[Prompt]
Render the material again word for word, skipping the pictures in it.

[Record extracts]
= = =
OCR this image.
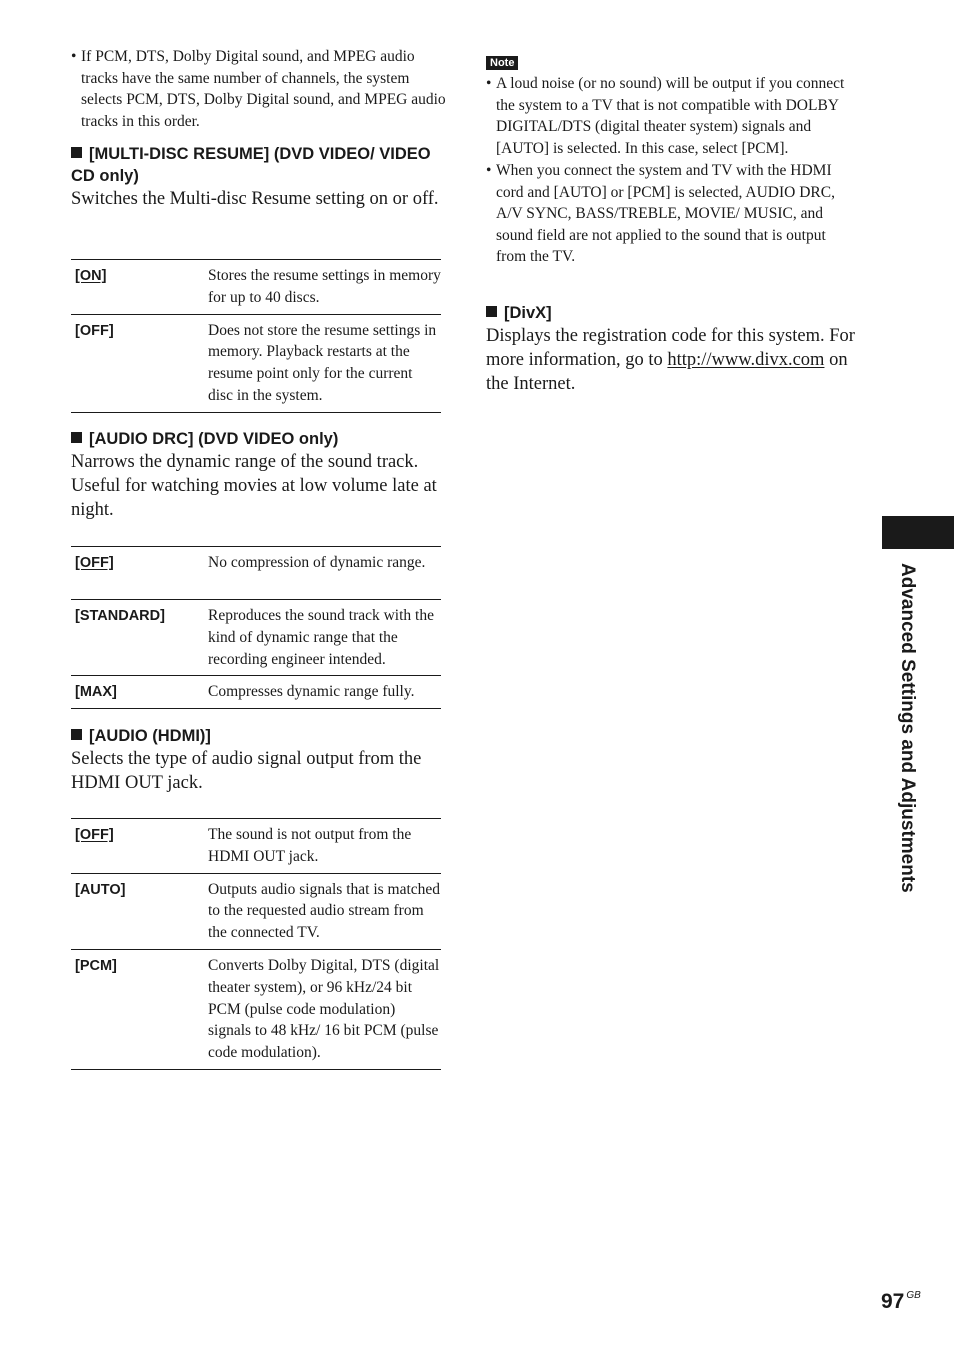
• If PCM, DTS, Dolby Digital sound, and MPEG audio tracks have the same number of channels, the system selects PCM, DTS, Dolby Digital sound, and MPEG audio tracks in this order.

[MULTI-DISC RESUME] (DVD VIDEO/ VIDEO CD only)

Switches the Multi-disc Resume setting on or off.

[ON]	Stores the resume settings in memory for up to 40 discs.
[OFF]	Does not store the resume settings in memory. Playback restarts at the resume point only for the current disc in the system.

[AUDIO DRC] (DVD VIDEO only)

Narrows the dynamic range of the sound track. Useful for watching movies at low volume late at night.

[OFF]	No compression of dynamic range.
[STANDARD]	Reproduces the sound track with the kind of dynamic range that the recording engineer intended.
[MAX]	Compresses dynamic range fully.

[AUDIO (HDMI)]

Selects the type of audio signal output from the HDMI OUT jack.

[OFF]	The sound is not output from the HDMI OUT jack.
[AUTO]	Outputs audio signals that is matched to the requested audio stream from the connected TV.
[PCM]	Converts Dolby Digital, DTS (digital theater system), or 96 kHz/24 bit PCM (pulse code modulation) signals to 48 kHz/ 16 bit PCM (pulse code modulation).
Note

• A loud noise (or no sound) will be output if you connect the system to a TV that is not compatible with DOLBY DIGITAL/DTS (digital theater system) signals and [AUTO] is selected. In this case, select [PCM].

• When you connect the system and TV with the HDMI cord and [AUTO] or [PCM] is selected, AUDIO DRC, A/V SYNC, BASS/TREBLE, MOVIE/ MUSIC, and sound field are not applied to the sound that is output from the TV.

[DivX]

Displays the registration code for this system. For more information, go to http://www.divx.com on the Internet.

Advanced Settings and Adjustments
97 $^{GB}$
= = =
[Written response]
OCR this image.
• If PCM, DTS, Dolby Digital sound, and MPEG audio tracks have the same number of channels, the system selects PCM, DTS, Dolby Digital sound, and MPEG audio tracks in this order.

[MULTI-DISC RESUME] (DVD VIDEO/ VIDEO CD only)

Switches the Multi-disc Resume setting on or off.

[ON]	Stores the resume settings in memory for up to 40 discs.
[OFF]	Does not store the resume settings in memory. Playback restarts at the resume point only for the current disc in the system.

[AUDIO DRC] (DVD VIDEO only)

Narrows the dynamic range of the sound track. Useful for watching movies at low volume late at night.

[OFF]	No compression of dynamic range.
[STANDARD]	Reproduces the sound track with the kind of dynamic range that the recording engineer intended.
[MAX]	Compresses dynamic range fully.

[AUDIO (HDMI)]

Selects the type of audio signal output from the HDMI OUT jack.

[OFF]	The sound is not output from the HDMI OUT jack.
[AUTO]	Outputs audio signals that is matched to the requested audio stream from the connected TV.
[PCM]	Converts Dolby Digital, DTS (digital theater system), or 96 kHz/24 bit PCM (pulse code modulation) signals to 48 kHz/ 16 bit PCM (pulse code modulation).
Note

• A loud noise (or no sound) will be output if you connect the system to a TV that is not compatible with DOLBY DIGITAL/DTS (digital theater system) signals and [AUTO] is selected. In this case, select [PCM].

• When you connect the system and TV with the HDMI cord and [AUTO] or [PCM] is selected, AUDIO DRC, A/V SYNC, BASS/TREBLE, MOVIE/ MUSIC, and sound field are not applied to the sound that is output from the TV.

[DivX]

Displays the registration code for this system. For more information, go to http://www.divx.com on the Internet.

Advanced Settings and Adjustments
97 $^{GB}$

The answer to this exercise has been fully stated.